— start of Records to use —

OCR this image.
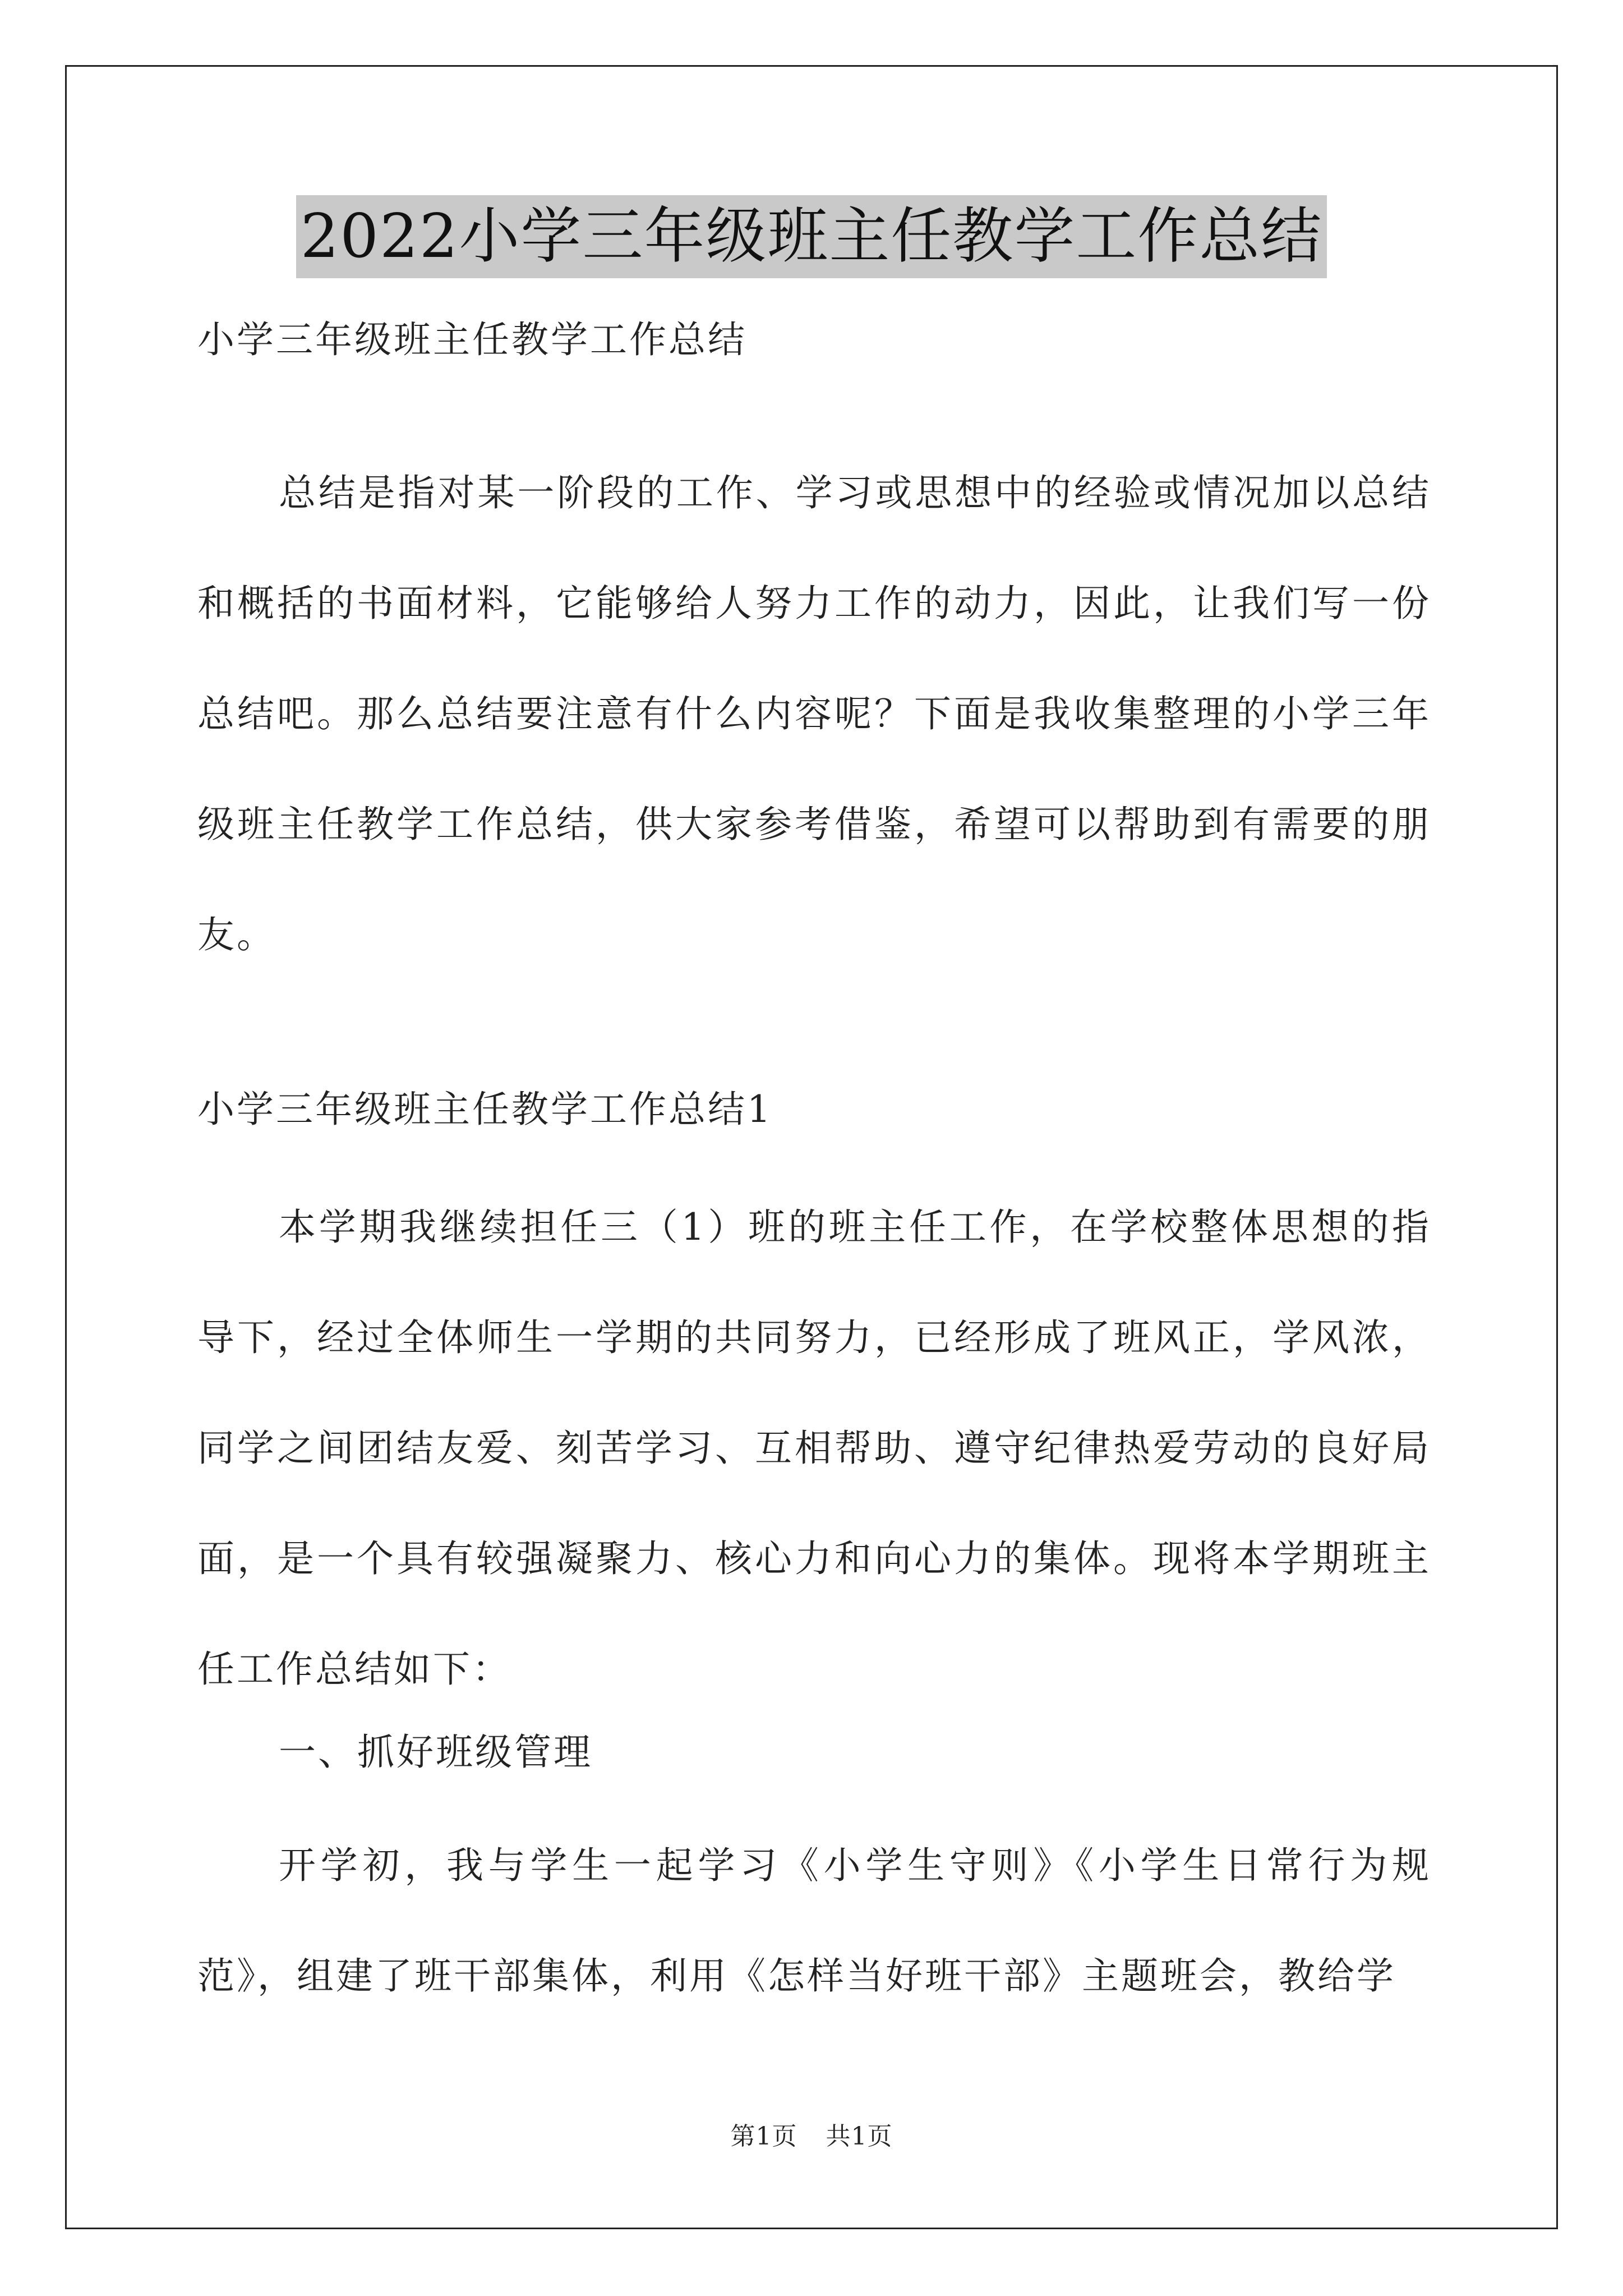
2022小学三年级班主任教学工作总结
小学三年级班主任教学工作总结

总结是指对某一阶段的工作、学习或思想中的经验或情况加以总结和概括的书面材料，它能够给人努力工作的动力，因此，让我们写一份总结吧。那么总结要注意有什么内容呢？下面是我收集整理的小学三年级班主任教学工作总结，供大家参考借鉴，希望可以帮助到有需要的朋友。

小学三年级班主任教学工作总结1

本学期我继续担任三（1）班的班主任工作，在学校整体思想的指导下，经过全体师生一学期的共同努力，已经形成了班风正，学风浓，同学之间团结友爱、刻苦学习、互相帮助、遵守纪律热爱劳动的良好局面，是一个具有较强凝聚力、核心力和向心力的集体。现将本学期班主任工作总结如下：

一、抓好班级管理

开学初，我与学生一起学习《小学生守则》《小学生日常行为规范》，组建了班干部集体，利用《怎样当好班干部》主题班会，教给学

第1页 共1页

— end of Records to use —
— start of Records to use —

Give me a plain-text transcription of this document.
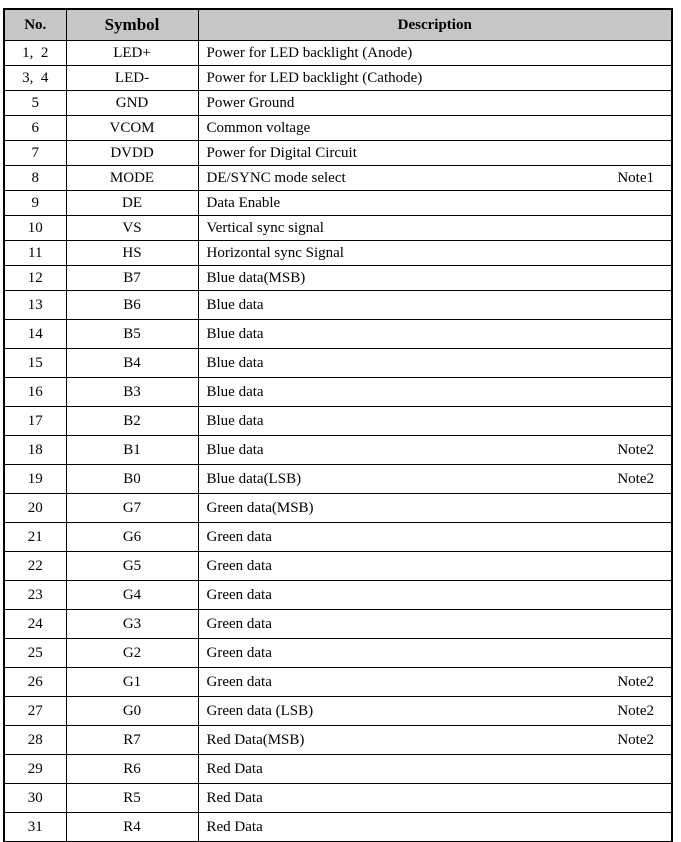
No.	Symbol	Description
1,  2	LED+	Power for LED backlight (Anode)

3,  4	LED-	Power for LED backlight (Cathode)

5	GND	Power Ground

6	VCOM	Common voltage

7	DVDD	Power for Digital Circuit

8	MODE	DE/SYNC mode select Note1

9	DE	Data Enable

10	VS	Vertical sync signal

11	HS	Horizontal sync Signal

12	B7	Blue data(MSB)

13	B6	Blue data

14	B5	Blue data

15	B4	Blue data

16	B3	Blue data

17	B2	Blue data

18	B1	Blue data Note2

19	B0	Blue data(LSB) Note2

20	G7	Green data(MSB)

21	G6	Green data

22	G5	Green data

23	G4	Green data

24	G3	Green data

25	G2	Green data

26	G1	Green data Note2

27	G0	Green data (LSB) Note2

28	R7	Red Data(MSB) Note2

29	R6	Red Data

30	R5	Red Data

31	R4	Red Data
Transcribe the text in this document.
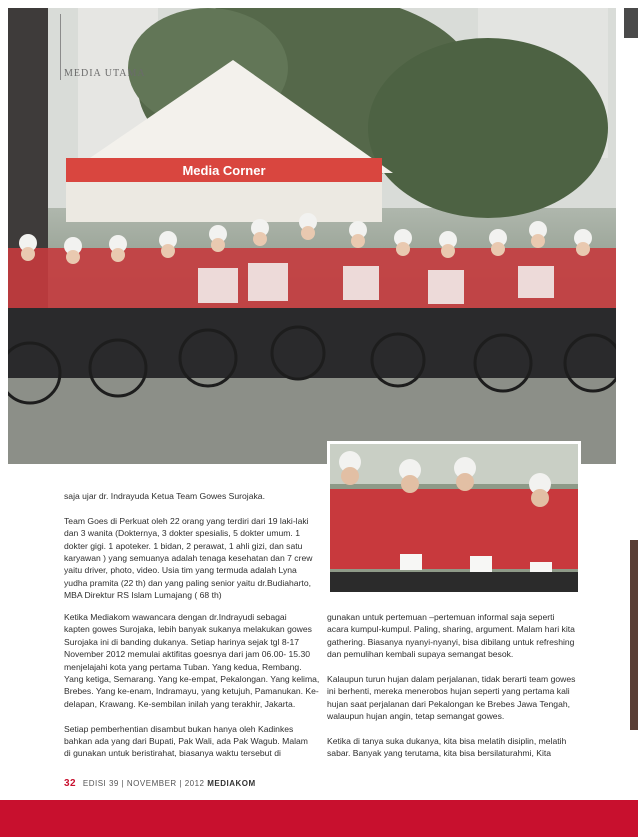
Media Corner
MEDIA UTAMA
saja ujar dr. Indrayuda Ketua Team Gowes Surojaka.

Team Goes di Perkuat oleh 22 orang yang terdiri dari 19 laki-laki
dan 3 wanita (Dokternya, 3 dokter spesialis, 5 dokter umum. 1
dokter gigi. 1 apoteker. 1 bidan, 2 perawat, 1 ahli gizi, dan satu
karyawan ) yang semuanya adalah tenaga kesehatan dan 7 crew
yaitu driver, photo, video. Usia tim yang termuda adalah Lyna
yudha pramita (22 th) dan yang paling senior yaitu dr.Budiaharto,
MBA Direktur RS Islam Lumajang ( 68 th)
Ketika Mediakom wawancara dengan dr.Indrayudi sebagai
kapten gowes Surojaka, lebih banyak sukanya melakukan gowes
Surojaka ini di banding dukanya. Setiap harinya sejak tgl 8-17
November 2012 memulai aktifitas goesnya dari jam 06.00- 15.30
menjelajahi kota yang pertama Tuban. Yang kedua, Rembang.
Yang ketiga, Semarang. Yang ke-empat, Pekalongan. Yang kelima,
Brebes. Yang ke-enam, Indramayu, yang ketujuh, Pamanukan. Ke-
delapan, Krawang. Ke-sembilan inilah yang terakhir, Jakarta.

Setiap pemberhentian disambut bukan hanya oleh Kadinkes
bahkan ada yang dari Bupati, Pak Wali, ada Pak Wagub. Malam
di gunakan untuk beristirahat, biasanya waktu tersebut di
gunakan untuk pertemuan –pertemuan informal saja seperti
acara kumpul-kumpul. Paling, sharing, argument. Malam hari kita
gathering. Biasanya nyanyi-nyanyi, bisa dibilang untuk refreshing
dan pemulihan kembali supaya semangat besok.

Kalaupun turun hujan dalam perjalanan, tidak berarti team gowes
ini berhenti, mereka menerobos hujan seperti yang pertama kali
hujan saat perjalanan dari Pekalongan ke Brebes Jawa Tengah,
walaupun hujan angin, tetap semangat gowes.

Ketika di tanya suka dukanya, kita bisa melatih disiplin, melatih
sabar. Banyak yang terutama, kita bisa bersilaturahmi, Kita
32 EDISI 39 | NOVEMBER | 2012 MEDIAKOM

— end of Records to use —

Your instructions: Within the entries above, work out how many lines contain the word "dukanya". The number alone is the answer.

Right answer: 2